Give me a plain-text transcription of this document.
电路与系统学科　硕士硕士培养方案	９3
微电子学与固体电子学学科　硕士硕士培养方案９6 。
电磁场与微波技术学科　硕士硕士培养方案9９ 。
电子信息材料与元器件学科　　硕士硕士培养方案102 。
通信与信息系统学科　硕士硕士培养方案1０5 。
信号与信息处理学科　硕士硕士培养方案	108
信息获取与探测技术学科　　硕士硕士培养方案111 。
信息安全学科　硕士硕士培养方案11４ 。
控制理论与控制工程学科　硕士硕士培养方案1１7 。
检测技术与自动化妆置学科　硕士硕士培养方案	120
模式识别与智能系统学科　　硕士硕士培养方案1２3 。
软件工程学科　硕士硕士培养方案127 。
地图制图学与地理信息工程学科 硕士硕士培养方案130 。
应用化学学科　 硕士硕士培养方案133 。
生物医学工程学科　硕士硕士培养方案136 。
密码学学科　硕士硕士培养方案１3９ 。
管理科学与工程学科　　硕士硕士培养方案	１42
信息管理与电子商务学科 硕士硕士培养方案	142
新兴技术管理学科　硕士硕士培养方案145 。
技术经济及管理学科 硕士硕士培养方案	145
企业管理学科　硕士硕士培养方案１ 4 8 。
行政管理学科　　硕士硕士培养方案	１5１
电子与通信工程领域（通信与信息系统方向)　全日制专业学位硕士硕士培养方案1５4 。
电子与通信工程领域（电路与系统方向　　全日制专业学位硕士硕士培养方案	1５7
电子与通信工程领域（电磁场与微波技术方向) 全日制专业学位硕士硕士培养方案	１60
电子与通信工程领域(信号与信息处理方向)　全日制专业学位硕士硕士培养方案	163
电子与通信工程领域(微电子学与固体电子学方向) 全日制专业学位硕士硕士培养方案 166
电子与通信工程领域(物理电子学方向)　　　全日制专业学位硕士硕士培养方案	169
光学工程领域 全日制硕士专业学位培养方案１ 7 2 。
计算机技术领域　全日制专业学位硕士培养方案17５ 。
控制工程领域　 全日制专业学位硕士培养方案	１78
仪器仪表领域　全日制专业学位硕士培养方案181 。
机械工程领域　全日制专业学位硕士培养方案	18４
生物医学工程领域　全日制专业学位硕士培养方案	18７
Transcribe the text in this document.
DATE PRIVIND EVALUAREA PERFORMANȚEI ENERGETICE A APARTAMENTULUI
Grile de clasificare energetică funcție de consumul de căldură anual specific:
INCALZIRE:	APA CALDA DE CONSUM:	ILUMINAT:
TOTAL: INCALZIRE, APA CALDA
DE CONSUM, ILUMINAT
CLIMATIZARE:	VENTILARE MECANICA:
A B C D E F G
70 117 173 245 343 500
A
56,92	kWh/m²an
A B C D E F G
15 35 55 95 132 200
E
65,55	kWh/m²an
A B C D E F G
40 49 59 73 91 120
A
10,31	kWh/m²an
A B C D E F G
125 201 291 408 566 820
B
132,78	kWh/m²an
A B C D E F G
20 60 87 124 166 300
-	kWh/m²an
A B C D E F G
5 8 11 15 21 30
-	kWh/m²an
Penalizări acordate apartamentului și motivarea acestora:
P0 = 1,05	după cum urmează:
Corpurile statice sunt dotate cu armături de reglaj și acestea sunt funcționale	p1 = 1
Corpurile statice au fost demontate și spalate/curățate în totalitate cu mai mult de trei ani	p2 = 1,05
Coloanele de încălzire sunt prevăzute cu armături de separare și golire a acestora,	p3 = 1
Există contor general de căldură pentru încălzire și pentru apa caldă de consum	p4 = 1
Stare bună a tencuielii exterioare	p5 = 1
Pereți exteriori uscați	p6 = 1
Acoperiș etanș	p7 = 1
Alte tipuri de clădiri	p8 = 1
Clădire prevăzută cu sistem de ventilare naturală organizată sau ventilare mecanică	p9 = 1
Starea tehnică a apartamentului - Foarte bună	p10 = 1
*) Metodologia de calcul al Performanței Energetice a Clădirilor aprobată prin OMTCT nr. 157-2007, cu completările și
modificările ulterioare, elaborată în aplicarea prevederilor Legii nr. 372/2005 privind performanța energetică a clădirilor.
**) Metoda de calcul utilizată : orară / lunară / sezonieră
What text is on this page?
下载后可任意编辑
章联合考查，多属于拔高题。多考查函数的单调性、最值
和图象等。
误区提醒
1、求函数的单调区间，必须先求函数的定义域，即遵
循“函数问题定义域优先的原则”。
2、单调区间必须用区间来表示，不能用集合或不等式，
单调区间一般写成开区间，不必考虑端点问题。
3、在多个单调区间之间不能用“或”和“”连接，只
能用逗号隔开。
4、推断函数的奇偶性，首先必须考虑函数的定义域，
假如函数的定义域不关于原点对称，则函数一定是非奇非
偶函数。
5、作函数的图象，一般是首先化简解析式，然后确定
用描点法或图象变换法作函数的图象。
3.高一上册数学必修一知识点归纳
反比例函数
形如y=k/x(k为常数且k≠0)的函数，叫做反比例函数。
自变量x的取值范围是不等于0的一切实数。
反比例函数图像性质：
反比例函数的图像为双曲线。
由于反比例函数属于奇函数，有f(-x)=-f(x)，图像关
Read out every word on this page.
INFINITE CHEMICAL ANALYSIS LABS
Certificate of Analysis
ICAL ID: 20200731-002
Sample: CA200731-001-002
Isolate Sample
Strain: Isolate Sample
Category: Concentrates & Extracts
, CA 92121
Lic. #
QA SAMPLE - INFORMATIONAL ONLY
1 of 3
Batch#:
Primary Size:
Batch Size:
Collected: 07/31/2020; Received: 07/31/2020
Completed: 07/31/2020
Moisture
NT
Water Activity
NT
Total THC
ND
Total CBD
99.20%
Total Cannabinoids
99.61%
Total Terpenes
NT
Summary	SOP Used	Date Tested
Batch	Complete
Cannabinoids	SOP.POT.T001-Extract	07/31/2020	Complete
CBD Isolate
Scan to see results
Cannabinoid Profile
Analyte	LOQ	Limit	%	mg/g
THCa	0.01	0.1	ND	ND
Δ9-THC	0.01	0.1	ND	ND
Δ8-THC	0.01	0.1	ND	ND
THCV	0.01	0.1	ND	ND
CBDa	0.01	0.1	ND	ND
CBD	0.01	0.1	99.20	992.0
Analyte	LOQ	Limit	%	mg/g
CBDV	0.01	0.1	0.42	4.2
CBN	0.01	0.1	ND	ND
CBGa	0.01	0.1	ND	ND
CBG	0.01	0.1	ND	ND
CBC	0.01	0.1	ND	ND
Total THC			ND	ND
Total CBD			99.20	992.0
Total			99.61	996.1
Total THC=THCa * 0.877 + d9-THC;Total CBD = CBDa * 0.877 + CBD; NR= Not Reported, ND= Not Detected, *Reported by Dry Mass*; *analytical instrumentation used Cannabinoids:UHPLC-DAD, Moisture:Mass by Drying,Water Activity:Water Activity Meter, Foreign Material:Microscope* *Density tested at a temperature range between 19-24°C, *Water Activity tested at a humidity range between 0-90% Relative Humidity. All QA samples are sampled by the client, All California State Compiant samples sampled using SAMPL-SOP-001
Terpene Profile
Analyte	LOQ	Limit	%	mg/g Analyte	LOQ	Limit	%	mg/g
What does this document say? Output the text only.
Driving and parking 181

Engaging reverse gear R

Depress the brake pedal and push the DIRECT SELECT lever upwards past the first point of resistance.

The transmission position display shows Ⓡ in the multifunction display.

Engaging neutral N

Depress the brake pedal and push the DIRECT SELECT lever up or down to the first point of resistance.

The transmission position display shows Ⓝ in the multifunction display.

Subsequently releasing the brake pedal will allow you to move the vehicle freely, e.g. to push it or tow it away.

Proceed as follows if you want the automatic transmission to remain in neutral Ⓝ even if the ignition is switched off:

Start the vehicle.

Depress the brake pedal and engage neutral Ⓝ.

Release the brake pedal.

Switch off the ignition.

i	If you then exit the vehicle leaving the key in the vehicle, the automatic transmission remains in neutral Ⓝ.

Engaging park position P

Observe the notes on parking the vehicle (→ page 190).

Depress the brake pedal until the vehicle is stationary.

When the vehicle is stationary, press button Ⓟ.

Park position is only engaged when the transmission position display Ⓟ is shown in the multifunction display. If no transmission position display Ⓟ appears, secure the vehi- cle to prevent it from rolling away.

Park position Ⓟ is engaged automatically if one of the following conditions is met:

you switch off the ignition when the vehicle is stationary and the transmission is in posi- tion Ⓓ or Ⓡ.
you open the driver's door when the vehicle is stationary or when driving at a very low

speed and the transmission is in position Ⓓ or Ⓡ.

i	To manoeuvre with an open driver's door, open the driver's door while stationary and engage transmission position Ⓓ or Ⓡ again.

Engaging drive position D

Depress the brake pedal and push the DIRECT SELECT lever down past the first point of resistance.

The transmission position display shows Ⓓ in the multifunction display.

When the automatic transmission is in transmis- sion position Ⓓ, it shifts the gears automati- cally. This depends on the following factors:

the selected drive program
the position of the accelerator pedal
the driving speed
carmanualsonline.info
++++++++++++++++++++
- **AIM OF THE EXERCISE**: Only a number is wanted: how many lines above include "down"?

- **RESPONSE TO THE EXERCISE**: 2